** Start Supplied records **

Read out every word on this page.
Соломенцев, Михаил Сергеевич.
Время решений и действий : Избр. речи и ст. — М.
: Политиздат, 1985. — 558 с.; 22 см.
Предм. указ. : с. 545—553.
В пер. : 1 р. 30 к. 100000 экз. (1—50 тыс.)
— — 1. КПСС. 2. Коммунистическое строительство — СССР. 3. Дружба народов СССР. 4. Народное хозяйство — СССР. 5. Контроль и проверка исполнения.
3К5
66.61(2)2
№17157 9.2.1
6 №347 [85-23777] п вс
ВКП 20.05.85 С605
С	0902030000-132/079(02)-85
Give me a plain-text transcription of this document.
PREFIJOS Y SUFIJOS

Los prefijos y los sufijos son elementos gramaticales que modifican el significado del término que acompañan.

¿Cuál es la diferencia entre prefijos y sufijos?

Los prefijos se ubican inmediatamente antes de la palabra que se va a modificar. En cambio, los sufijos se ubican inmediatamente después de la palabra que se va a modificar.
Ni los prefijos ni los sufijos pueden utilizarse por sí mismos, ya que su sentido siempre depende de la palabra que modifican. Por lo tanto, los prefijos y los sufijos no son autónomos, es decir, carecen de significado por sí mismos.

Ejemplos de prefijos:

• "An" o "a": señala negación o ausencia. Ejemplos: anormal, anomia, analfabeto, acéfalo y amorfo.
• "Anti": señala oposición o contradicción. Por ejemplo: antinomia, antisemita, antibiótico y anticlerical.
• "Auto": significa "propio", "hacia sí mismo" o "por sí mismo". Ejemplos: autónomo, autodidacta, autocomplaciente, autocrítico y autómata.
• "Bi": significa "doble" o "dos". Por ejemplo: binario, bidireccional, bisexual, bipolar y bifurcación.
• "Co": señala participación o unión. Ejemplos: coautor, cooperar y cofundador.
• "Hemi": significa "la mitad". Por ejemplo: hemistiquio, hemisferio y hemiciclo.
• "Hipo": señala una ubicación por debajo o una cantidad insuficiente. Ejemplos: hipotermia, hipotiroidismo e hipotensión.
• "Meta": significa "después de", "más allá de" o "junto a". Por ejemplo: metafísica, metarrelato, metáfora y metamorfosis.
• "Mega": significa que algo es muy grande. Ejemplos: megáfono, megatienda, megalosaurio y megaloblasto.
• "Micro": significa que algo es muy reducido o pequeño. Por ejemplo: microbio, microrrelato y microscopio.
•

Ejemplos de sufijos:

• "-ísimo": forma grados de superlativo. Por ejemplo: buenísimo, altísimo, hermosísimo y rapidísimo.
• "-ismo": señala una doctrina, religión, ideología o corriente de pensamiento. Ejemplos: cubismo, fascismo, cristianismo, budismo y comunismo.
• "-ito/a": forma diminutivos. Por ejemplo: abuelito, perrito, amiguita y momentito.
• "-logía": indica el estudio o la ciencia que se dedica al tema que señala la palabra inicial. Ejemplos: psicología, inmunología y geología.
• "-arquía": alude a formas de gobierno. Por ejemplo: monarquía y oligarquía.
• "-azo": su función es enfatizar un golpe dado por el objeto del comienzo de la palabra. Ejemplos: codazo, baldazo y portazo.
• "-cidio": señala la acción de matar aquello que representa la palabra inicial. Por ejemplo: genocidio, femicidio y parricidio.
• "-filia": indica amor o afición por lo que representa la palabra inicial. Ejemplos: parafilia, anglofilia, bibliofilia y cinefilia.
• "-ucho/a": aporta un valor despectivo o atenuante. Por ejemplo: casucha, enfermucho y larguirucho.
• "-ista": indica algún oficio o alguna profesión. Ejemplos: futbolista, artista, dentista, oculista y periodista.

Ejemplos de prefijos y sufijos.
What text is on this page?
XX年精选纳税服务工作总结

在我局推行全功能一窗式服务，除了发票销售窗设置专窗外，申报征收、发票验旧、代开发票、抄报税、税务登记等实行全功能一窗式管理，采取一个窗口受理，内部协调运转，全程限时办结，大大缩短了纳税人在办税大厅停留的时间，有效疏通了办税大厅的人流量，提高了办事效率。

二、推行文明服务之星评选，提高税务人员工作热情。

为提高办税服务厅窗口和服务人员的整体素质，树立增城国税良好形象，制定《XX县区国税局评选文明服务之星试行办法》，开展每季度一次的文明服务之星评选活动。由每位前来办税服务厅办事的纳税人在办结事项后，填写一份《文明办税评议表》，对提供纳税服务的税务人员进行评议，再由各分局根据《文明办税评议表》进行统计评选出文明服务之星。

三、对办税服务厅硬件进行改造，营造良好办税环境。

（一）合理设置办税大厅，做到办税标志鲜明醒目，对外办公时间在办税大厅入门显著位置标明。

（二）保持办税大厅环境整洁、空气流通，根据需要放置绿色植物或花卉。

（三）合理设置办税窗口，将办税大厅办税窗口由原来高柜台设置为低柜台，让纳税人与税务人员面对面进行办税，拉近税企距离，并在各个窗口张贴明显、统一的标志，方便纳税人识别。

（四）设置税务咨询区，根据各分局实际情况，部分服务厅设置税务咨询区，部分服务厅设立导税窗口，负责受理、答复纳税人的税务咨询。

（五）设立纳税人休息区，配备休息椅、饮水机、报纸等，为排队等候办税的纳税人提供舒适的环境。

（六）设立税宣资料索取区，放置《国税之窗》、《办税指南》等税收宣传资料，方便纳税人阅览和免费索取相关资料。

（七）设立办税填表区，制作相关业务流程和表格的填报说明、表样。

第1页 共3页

** End Supplied records **

Write out the full listing, keeping every line exactly as it is.

Read out every word on this page.
Соломенцев, Михаил Сергеевич.
Время решений и действий : Избр. речи и ст. — М.
: Политиздат, 1985. — 558 с.; 22 см.
Предм. указ. : с. 545—553.
В пер. : 1 р. 30 к. 100000 экз. (1—50 тыс.)
— — 1. КПСС. 2. Коммунистическое строительство — СССР. 3. Дружба народов СССР. 4. Народное хозяйство — СССР. 5. Контроль и проверка исполнения.
3К5
66.61(2)2
№17157 9.2.1
6 №347 [85-23777] п вс
ВКП 20.05.85 С605
С	0902030000-132/079(02)-85
Give me a plain-text transcription of this document.
PREFIJOS Y SUFIJOS

Los prefijos y los sufijos son elementos gramaticales que modifican el significado del término que acompañan.

¿Cuál es la diferencia entre prefijos y sufijos?

Los prefijos se ubican inmediatamente antes de la palabra que se va a modificar. En cambio, los sufijos se ubican inmediatamente después de la palabra que se va a modificar.
Ni los prefijos ni los sufijos pueden utilizarse por sí mismos, ya que su sentido siempre depende de la palabra que modifican. Por lo tanto, los prefijos y los sufijos no son autónomos, es decir, carecen de significado por sí mismos.

Ejemplos de prefijos:

• "An" o "a": señala negación o ausencia. Ejemplos: anormal, anomia, analfabeto, acéfalo y amorfo.
• "Anti": señala oposición o contradicción. Por ejemplo: antinomia, antisemita, antibiótico y anticlerical.
• "Auto": significa "propio", "hacia sí mismo" o "por sí mismo". Ejemplos: autónomo, autodidacta, autocomplaciente, autocrítico y autómata.
• "Bi": significa "doble" o "dos". Por ejemplo: binario, bidireccional, bisexual, bipolar y bifurcación.
• "Co": señala participación o unión. Ejemplos: coautor, cooperar y cofundador.
• "Hemi": significa "la mitad". Por ejemplo: hemistiquio, hemisferio y hemiciclo.
• "Hipo": señala una ubicación por debajo o una cantidad insuficiente. Ejemplos: hipotermia, hipotiroidismo e hipotensión.
• "Meta": significa "después de", "más allá de" o "junto a". Por ejemplo: metafísica, metarrelato, metáfora y metamorfosis.
• "Mega": significa que algo es muy grande. Ejemplos: megáfono, megatienda, megalosaurio y megaloblasto.
• "Micro": significa que algo es muy reducido o pequeño. Por ejemplo: microbio, microrrelato y microscopio.
•

Ejemplos de sufijos:

• "-ísimo": forma grados de superlativo. Por ejemplo: buenísimo, altísimo, hermosísimo y rapidísimo.
• "-ismo": señala una doctrina, religión, ideología o corriente de pensamiento. Ejemplos: cubismo, fascismo, cristianismo, budismo y comunismo.
• "-ito/a": forma diminutivos. Por ejemplo: abuelito, perrito, amiguita y momentito.
• "-logía": indica el estudio o la ciencia que se dedica al tema que señala la palabra inicial. Ejemplos: psicología, inmunología y geología.
• "-arquía": alude a formas de gobierno. Por ejemplo: monarquía y oligarquía.
• "-azo": su función es enfatizar un golpe dado por el objeto del comienzo de la palabra. Ejemplos: codazo, baldazo y portazo.
• "-cidio": señala la acción de matar aquello que representa la palabra inicial. Por ejemplo: genocidio, femicidio y parricidio.
• "-filia": indica amor o afición por lo que representa la palabra inicial. Ejemplos: parafilia, anglofilia, bibliofilia y cinefilia.
• "-ucho/a": aporta un valor despectivo o atenuante. Por ejemplo: casucha, enfermucho y larguirucho.
• "-ista": indica algún oficio o alguna profesión. Ejemplos: futbolista, artista, dentista, oculista y periodista.

Ejemplos de prefijos y sufijos.
What text is on this page?
XX年精选纳税服务工作总结

在我局推行全功能一窗式服务，除了发票销售窗设置专窗外，申报征收、发票验旧、代开发票、抄报税、税务登记等实行全功能一窗式管理，采取一个窗口受理，内部协调运转，全程限时办结，大大缩短了纳税人在办税大厅停留的时间，有效疏通了办税大厅的人流量，提高了办事效率。

二、推行文明服务之星评选，提高税务人员工作热情。

为提高办税服务厅窗口和服务人员的整体素质，树立增城国税良好形象，制定《XX县区国税局评选文明服务之星试行办法》，开展每季度一次的文明服务之星评选活动。由每位前来办税服务厅办事的纳税人在办结事项后，填写一份《文明办税评议表》，对提供纳税服务的税务人员进行评议，再由各分局根据《文明办税评议表》进行统计评选出文明服务之星。

三、对办税服务厅硬件进行改造，营造良好办税环境。

（一）合理设置办税大厅，做到办税标志鲜明醒目，对外办公时间在办税大厅入门显著位置标明。

（二）保持办税大厅环境整洁、空气流通，根据需要放置绿色植物或花卉。

（三）合理设置办税窗口，将办税大厅办税窗口由原来高柜台设置为低柜台，让纳税人与税务人员面对面进行办税，拉近税企距离，并在各个窗口张贴明显、统一的标志，方便纳税人识别。

（四）设置税务咨询区，根据各分局实际情况，部分服务厅设置税务咨询区，部分服务厅设立导税窗口，负责受理、答复纳税人的税务咨询。

（五）设立纳税人休息区，配备休息椅、饮水机、报纸等，为排队等候办税的纳税人提供舒适的环境。

（六）设立税宣资料索取区，放置《国税之窗》、《办税指南》等税收宣传资料，方便纳税人阅览和免费索取相关资料。

（七）设立办税填表区，制作相关业务流程和表格的填报说明、表样。

第1页 共3页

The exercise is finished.